**What is expected:** Lines before the one containing "Give me a plain-text" are excluded; retype that line and all remaining lines of the material exactly.

**Data in this exercise:**
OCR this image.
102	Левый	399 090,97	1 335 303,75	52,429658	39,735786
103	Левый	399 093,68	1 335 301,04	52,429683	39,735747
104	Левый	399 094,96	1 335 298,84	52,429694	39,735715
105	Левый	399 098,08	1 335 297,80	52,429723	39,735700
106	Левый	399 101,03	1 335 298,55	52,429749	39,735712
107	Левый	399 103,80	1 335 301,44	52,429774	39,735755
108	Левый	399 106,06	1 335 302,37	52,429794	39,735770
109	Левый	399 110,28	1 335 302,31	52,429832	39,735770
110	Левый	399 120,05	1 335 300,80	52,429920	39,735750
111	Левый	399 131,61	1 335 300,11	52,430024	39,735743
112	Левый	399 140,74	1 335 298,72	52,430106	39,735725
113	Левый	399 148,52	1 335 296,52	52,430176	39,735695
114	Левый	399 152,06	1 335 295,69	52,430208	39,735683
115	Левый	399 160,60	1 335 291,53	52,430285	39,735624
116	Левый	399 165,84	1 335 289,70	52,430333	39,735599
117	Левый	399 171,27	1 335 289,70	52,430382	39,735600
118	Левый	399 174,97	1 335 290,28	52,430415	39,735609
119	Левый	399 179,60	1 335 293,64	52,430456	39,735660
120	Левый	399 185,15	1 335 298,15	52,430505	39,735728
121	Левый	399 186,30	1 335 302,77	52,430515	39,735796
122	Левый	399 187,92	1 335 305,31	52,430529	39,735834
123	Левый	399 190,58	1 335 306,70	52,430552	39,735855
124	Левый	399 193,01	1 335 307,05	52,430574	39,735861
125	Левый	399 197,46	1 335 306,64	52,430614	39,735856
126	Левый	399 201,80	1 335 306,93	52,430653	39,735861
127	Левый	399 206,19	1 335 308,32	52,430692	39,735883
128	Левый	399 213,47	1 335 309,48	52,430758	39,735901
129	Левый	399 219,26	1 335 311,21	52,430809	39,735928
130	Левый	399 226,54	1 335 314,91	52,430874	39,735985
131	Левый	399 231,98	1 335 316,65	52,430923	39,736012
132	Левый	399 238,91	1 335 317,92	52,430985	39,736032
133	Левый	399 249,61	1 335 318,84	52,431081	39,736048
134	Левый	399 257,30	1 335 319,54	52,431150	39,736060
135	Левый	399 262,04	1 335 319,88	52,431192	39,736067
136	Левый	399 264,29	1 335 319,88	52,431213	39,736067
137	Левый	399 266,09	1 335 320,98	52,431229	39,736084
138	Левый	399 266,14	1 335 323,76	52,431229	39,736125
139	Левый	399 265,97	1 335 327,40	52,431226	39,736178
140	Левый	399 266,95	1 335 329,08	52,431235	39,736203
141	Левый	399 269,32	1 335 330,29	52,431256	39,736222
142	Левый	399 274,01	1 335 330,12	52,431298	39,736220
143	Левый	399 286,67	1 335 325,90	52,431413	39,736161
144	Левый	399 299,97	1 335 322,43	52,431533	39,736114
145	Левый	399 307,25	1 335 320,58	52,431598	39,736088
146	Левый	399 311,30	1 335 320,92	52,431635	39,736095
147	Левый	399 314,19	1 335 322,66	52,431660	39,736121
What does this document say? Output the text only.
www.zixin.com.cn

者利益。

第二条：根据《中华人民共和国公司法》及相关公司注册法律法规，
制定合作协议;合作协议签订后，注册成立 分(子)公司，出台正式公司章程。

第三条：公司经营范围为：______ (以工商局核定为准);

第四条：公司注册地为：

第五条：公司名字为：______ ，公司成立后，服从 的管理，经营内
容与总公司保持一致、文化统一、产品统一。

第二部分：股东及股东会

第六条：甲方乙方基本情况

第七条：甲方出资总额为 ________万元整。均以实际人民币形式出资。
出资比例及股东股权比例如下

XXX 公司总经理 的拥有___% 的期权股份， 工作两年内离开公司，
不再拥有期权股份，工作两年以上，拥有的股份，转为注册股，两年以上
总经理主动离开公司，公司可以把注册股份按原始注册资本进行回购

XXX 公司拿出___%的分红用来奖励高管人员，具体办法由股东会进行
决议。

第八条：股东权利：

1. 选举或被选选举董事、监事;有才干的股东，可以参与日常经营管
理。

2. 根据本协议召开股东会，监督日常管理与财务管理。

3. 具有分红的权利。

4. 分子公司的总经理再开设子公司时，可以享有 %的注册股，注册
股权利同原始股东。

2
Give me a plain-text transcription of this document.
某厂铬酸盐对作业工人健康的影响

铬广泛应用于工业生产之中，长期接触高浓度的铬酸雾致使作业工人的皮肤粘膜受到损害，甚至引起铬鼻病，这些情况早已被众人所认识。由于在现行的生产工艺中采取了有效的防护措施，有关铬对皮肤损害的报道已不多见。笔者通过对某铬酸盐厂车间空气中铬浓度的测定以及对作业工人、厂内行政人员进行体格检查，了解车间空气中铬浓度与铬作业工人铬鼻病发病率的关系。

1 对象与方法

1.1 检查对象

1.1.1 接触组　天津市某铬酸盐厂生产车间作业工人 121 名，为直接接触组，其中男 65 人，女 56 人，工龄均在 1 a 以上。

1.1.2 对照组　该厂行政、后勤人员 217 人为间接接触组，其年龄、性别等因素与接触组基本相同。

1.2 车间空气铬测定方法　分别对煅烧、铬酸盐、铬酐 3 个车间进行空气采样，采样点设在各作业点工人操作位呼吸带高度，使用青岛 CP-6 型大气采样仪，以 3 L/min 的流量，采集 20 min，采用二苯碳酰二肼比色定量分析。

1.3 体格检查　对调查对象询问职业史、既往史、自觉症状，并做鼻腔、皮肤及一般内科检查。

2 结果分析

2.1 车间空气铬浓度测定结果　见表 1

**The answer:**
Give me a plain-text transcription of this document.
某厂铬酸盐对作业工人健康的影响

铬广泛应用于工业生产之中，长期接触高浓度的铬酸雾致使作业工人的皮肤粘膜受到损害，甚至引起铬鼻病，这些情况早已被众人所认识。由于在现行的生产工艺中采取了有效的防护措施，有关铬对皮肤损害的报道已不多见。笔者通过对某铬酸盐厂车间空气中铬浓度的测定以及对作业工人、厂内行政人员进行体格检查，了解车间空气中铬浓度与铬作业工人铬鼻病发病率的关系。

1 对象与方法

1.1 检查对象

1.1.1 接触组　天津市某铬酸盐厂生产车间作业工人 121 名，为直接接触组，其中男 65 人，女 56 人，工龄均在 1 a 以上。

1.1.2 对照组　该厂行政、后勤人员 217 人为间接接触组，其年龄、性别等因素与接触组基本相同。

1.2 车间空气铬测定方法　分别对煅烧、铬酸盐、铬酐 3 个车间进行空气采样，采样点设在各作业点工人操作位呼吸带高度，使用青岛 CP-6 型大气采样仪，以 3 L/min 的流量，采集 20 min，采用二苯碳酰二肼比色定量分析。

1.3 体格检查　对调查对象询问职业史、既往史、自觉症状，并做鼻腔、皮肤及一般内科检查。

2 结果分析

2.1 车间空气铬浓度测定结果　见表 1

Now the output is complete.